### Data shown ###

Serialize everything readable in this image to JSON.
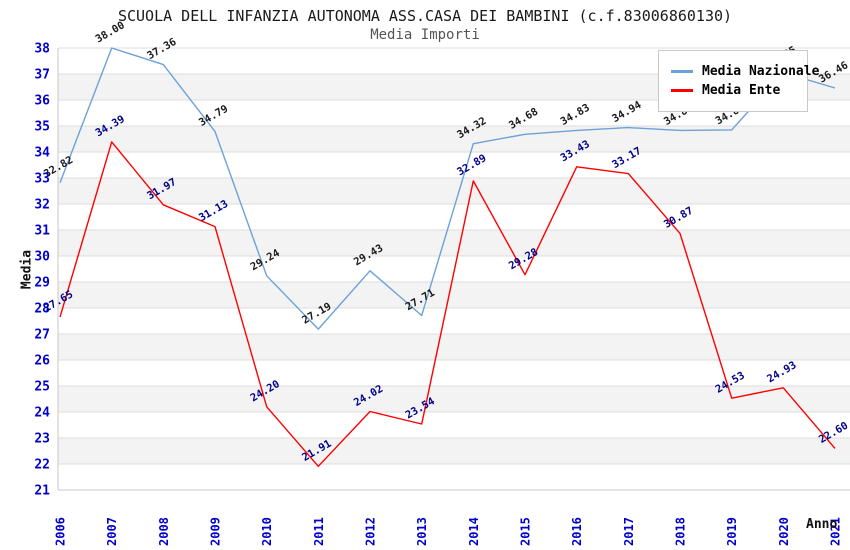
{
  "page": {
    "title": "SCUOLA DELL INFANZIA AUTONOMA ASS.CASA DEI BAMBINI (c.f.83006860130)",
    "subtitle": "Media Importi"
  },
  "chart_data": {
    "type": "line",
    "title": "SCUOLA DELL INFANZIA AUTONOMA ASS.CASA DEI BAMBINI (c.f.83006860130)",
    "subtitle": "Media Importi",
    "xlabel": "Anno",
    "ylabel": "Media",
    "ylim": [
      21,
      38
    ],
    "ytick_step": 1,
    "grid": "horizontal-lines-with-alternating-bands",
    "legend_position": "top-right",
    "categories": [
      "2006",
      "2007",
      "2008",
      "2009",
      "2010",
      "2011",
      "2012",
      "2013",
      "2014",
      "2015",
      "2016",
      "2017",
      "2018",
      "2019",
      "2020",
      "2021"
    ],
    "series": [
      {
        "name": "Media Nazionale",
        "color": "#6DA1D8",
        "label_color": "#1a1a1a",
        "values": [
          32.82,
          38.0,
          37.36,
          34.79,
          29.24,
          27.19,
          29.43,
          27.71,
          34.32,
          34.68,
          34.83,
          34.94,
          34.83,
          34.85,
          37.05,
          36.46
        ]
      },
      {
        "name": "Media Ente",
        "color": "#FF0000",
        "label_color": "#00008B",
        "values": [
          27.65,
          34.39,
          31.97,
          31.13,
          24.2,
          21.91,
          24.02,
          23.54,
          32.89,
          29.28,
          33.43,
          33.17,
          30.87,
          24.53,
          24.93,
          22.6
        ]
      }
    ]
  },
  "colors": {
    "tick_label": "#0000CD",
    "gridline": "#DCDCDC",
    "band": "#F3F3F3",
    "plot_border": "#C8C8C8"
  }
}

###

[Stated goal] For each line above that contains the word "subtitle", copy that line.

[Solution for this problem]
    "subtitle": "Media Importi"
    "subtitle": "Media Importi",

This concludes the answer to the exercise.